⟨
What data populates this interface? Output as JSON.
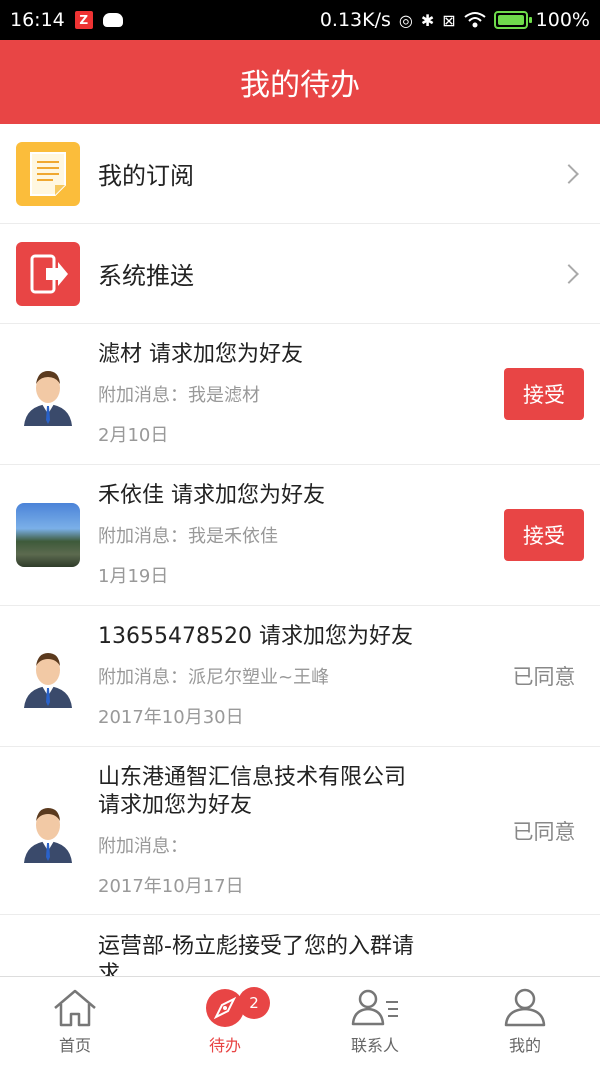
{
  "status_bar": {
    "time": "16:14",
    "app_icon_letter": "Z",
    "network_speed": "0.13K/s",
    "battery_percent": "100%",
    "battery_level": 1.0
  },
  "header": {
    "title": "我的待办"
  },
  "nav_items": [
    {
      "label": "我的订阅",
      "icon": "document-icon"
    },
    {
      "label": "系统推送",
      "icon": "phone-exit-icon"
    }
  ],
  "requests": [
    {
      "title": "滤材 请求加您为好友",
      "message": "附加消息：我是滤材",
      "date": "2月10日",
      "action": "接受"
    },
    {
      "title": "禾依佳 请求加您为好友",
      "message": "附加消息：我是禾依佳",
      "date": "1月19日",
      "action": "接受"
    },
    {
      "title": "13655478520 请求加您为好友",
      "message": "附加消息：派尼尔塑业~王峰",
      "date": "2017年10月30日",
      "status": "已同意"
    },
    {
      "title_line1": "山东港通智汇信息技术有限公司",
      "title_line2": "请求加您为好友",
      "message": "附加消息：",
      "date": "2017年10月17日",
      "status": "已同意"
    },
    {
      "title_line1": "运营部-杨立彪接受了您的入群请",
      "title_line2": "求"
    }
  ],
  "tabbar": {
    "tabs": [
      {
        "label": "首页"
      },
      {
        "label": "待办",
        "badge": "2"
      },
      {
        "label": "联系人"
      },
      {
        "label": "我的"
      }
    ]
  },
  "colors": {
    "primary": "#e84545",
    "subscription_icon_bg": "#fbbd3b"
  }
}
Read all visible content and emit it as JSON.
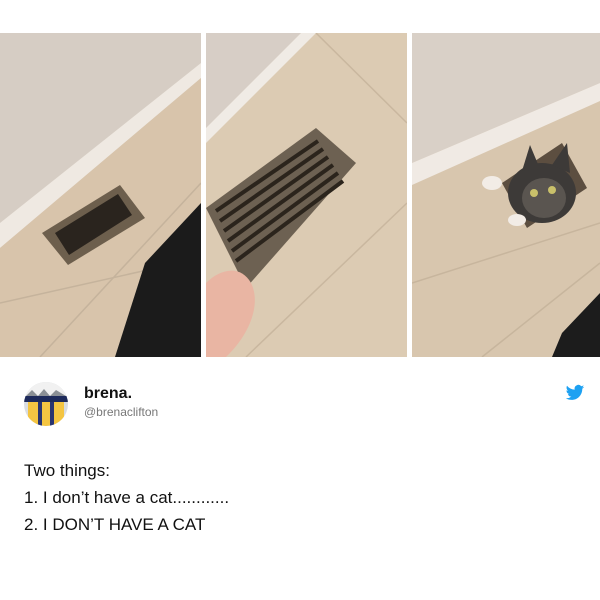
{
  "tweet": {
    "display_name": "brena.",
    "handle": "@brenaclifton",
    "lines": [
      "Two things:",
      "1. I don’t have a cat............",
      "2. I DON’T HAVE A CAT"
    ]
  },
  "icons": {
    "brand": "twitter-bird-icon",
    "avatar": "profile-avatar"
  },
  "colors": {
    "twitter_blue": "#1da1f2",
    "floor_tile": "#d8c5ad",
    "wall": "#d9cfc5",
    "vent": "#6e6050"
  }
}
⟩
STATED TASK: Show each line holding the word "date".

COMPLETE ANSWER:
      "date": "2月10日",
      "date": "1月19日",
      "date": "2017年10月30日",
      "date": "2017年10月17日",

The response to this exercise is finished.